PROBLEM TO SOLVE: Strip out the pictures and transcribe the records that follow exactly.

DATA:
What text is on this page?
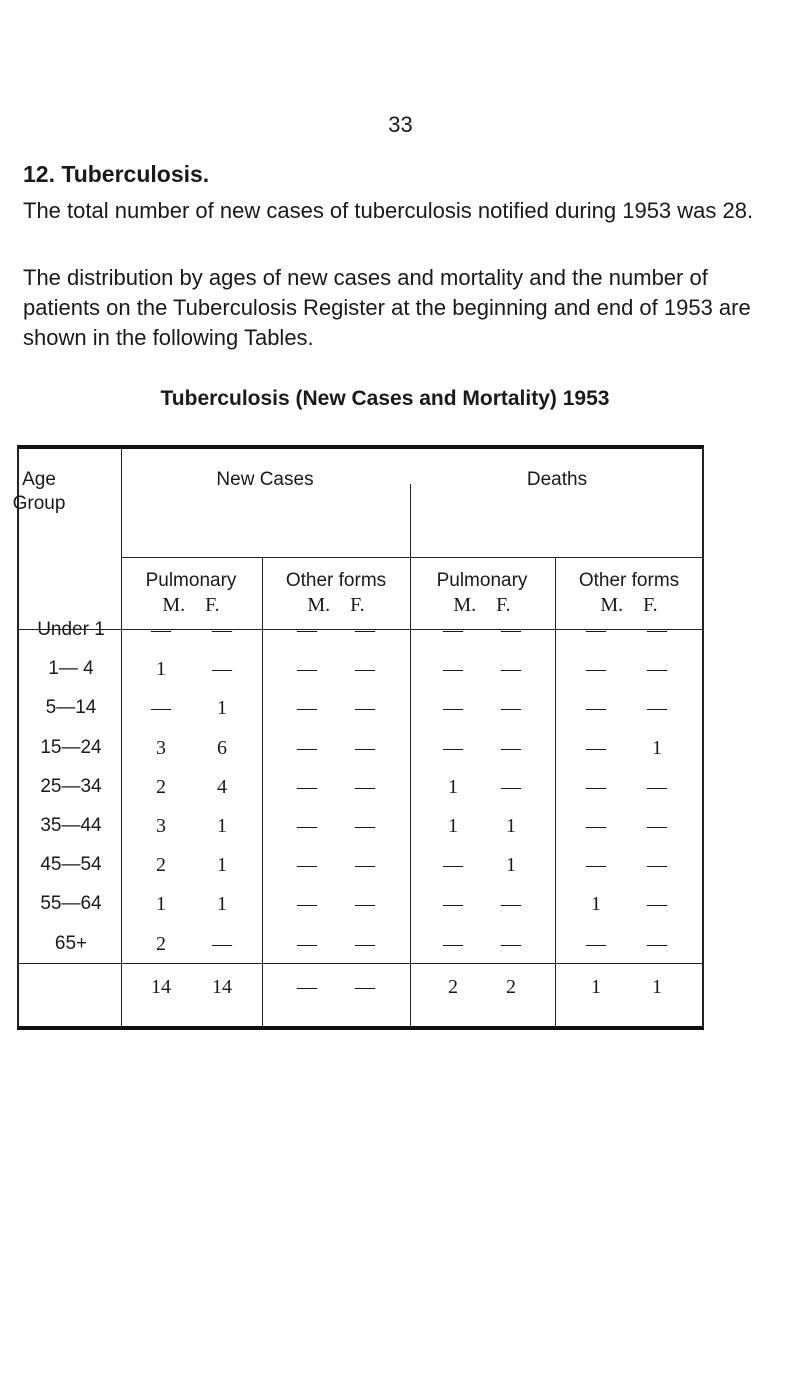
33
12. Tuberculosis.
The total number of new cases of tuberculosis notified during 1953 was 28.
The distribution by ages of new cases and mortality and the number of patients on the Tuberculosis Register at the beginning and end of 1953 are shown in the following Tables.
Tuberculosis (New Cases and Mortality) 1953
Age
Group
New Cases	Deaths
Pulmonary
M.    F.
Other forms
M.    F.
Pulmonary
M.    F.
Other forms
M.    F.
Under 1	— —	— —	— —	— —
1— 4	1	—	— —	— —	— —
5—14	—	1	— —	— —	— —
15—24	3	6	— —	— —	—	1
25—34	2	4	— —	1	—	— —
35—44	3	1	— —	1	1	— —
45—54	2	1	— —	—	1	— —
55—64	1	1	— —	— —	1	—
65+	2	—	— —	— —	— —
14 14	— —	2	2	1	1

SOLUTION TO THE PROBLEM:
What text is on this page?
33
12. Tuberculosis.
The total number of new cases of tuberculosis notified during 1953 was 28.
The distribution by ages of new cases and mortality and the number of patients on the Tuberculosis Register at the beginning and end of 1953 are shown in the following Tables.
Tuberculosis (New Cases and Mortality) 1953
Age
Group
New Cases	Deaths
Pulmonary
M.    F.
Other forms
M.    F.
Pulmonary
M.    F.
Other forms
M.    F.
Under 1	— —	— —	— —	— —
1— 4	1	—	— —	— —	— —
5—14	—	1	— —	— —	— —
15—24	3	6	— —	— —	—	1
25—34	2	4	— —	1	—	— —
35—44	3	1	— —	1	1	— —
45—54	2	1	— —	—	1	— —
55—64	1	1	— —	— —	1	—
65+	2	—	— —	— —	— —
14 14	— —	2	2	1	1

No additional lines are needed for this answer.